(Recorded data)

[Begin]

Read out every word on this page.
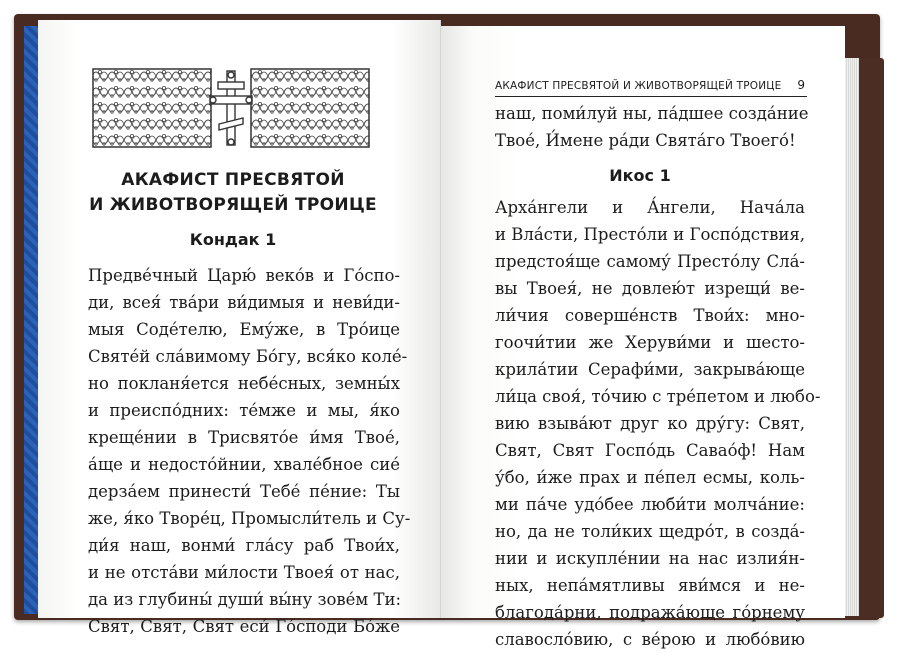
АКАФИСТ ПРЕСВЯТОЙ
И ЖИВОТВОРЯЩЕЙ ТРОИЦЕ
Кондак 1
Предве́чный Царю́ веко́в и Го́спо-
ди, всея́ тва́ри ви́димыя и неви́ди-
мыя Соде́телю, Ему́же, в Тро́ице
Святе́й сла́вимому Бо́гу, вся́ко коле́-
но покланя́ется небе́сных, земны́х
и преиспо́дних: те́мже и мы, я́ко
креще́нии в Трисвято́е и́мя Твое́,
а́ще и недосто́йнии, хвале́бное сие́
дерза́ем принести́ Тебе́ пе́ние: Ты
же, я́ко Творе́ц, Промысли́тель и Су-
ди́я наш, вонми́ гла́су раб Твои́х,
и не отста́ви ми́лости Твоея́ от нас,
да из глубины́ души́ вы́ну зове́м Ти:
Свят, Свят, Свят еси́ Го́споди Бо́же
АКАФИСТ ПРЕСВЯТОЙ И ЖИВОТВОРЯЩЕЙ ТРОИЦЕ 9
наш, поми́луй ны, па́дшее созда́ние
Твое́, И́мене ра́ди Свята́го Твоего́!
Икос 1
Арха́нгели и А́нгели, Нача́ла
и Вла́сти, Престо́ли и Госпо́дствия,
предстоя́ще самому́ Престо́лу Сла́-
вы Твоея́, не довлею́т изрещи́ ве-
ли́чия соверше́нств Твои́х: мно-
гоочи́тии же Херуви́ми и шесто-
крила́тии Серафи́ми, закрыва́юще
ли́ца своя́, то́чию с тре́петом и любо-
вию взыва́ют друг ко дру́гу: Свят,
Свят, Свят Госпо́дь Савао́ф! Нам
у́бо, и́же прах и пе́пел есмы, коль-
ми па́че удо́бее люби́ти молча́ние:
но, да не толи́ких щедро́т, в созда́-
нии и искупле́нии на нас излия́н-
ных, непа́мятливы яви́мся и не-
благода́рни, подража́юще го́рнему
славосло́вию, с ве́рою и любо́вию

[End]

**Stated goal:**
Return the full material word for word. Do not include the pictures.

**Written solution:**
Read out every word on this page.
АКАФИСТ ПРЕСВЯТОЙ
И ЖИВОТВОРЯЩЕЙ ТРОИЦЕ
Кондак 1
Предве́чный Царю́ веко́в и Го́спо-
ди, всея́ тва́ри ви́димыя и неви́ди-
мыя Соде́телю, Ему́же, в Тро́ице
Святе́й сла́вимому Бо́гу, вся́ко коле́-
но покланя́ется небе́сных, земны́х
и преиспо́дних: те́мже и мы, я́ко
креще́нии в Трисвято́е и́мя Твое́,
а́ще и недосто́йнии, хвале́бное сие́
дерза́ем принести́ Тебе́ пе́ние: Ты
же, я́ко Творе́ц, Промысли́тель и Су-
ди́я наш, вонми́ гла́су раб Твои́х,
и не отста́ви ми́лости Твоея́ от нас,
да из глубины́ души́ вы́ну зове́м Ти:
Свят, Свят, Свят еси́ Го́споди Бо́же
АКАФИСТ ПРЕСВЯТОЙ И ЖИВОТВОРЯЩЕЙ ТРОИЦЕ 9
наш, поми́луй ны, па́дшее созда́ние
Твое́, И́мене ра́ди Свята́го Твоего́!
Икос 1
Арха́нгели и А́нгели, Нача́ла
и Вла́сти, Престо́ли и Госпо́дствия,
предстоя́ще самому́ Престо́лу Сла́-
вы Твоея́, не довлею́т изрещи́ ве-
ли́чия соверше́нств Твои́х: мно-
гоочи́тии же Херуви́ми и шесто-
крила́тии Серафи́ми, закрыва́юще
ли́ца своя́, то́чию с тре́петом и любо-
вию взыва́ют друг ко дру́гу: Свят,
Свят, Свят Госпо́дь Савао́ф! Нам
у́бо, и́же прах и пе́пел есмы, коль-
ми па́че удо́бее люби́ти молча́ние:
но, да не толи́ких щедро́т, в созда́-
нии и искупле́нии на нас излия́н-
ных, непа́мятливы яви́мся и не-
благода́рни, подража́юще го́рнему
славосло́вию, с ве́рою и любо́вию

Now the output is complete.